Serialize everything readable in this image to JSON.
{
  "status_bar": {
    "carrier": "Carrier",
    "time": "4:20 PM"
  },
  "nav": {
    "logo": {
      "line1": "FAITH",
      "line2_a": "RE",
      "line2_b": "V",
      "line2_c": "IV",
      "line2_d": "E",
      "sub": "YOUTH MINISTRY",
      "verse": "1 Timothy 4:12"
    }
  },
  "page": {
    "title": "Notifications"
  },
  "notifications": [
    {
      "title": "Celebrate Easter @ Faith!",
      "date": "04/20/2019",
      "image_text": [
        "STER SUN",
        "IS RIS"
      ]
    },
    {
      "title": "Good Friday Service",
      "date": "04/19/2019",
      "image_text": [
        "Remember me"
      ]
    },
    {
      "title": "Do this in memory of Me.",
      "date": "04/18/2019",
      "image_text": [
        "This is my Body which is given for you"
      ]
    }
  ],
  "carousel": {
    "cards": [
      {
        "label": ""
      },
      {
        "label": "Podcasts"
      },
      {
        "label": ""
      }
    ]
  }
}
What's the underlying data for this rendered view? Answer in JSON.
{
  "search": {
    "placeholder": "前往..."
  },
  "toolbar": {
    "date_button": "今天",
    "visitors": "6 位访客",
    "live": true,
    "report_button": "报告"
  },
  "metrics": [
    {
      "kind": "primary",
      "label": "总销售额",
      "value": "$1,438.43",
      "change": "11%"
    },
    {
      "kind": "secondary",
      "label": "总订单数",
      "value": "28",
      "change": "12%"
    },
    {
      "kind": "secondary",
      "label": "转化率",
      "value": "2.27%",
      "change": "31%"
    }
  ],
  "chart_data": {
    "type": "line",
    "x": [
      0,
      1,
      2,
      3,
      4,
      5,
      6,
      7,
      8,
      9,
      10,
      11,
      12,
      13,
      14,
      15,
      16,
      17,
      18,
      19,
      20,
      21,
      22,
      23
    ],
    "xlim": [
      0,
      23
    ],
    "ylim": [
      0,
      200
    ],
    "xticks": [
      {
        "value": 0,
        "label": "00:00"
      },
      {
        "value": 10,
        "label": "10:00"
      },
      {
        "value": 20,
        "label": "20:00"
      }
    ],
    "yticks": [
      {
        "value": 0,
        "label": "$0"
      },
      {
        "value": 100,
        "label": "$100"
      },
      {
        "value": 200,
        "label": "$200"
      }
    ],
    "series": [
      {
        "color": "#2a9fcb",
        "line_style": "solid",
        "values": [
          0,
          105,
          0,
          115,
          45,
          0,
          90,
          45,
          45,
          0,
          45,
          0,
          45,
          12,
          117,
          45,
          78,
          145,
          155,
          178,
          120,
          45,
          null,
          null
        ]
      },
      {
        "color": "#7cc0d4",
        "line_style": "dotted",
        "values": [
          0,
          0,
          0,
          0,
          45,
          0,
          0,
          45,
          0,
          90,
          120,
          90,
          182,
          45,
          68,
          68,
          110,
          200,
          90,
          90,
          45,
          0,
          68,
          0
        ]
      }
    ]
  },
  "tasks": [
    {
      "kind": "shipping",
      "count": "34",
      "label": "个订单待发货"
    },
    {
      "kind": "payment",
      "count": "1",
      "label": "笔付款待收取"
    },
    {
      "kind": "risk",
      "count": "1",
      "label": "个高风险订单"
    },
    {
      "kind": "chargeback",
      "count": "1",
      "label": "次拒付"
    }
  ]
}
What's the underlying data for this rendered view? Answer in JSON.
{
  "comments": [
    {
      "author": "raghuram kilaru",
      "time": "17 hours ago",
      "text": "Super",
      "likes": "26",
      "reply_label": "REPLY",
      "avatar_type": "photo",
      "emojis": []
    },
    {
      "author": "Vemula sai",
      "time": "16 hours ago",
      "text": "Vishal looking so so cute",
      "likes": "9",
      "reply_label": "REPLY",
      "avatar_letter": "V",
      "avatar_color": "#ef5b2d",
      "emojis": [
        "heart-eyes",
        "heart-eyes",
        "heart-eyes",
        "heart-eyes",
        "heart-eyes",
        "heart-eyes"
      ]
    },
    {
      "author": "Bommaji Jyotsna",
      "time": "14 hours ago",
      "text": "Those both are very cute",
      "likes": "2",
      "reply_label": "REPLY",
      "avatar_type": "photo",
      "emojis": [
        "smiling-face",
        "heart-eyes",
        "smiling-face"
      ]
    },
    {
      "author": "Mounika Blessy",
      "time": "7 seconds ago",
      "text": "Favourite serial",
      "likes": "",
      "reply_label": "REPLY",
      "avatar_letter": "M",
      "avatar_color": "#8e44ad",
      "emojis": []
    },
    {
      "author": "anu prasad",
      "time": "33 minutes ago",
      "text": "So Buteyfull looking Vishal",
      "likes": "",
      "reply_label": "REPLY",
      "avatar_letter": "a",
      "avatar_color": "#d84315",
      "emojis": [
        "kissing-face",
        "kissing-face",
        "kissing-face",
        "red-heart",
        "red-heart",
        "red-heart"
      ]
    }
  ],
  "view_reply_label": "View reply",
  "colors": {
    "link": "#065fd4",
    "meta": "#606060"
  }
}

--------------------------------

● **WORK TO BE COMPLETED**
Give the count of lines in the data shown above that contain "author", and nothing else.

● **WORKED SOLUTION**
5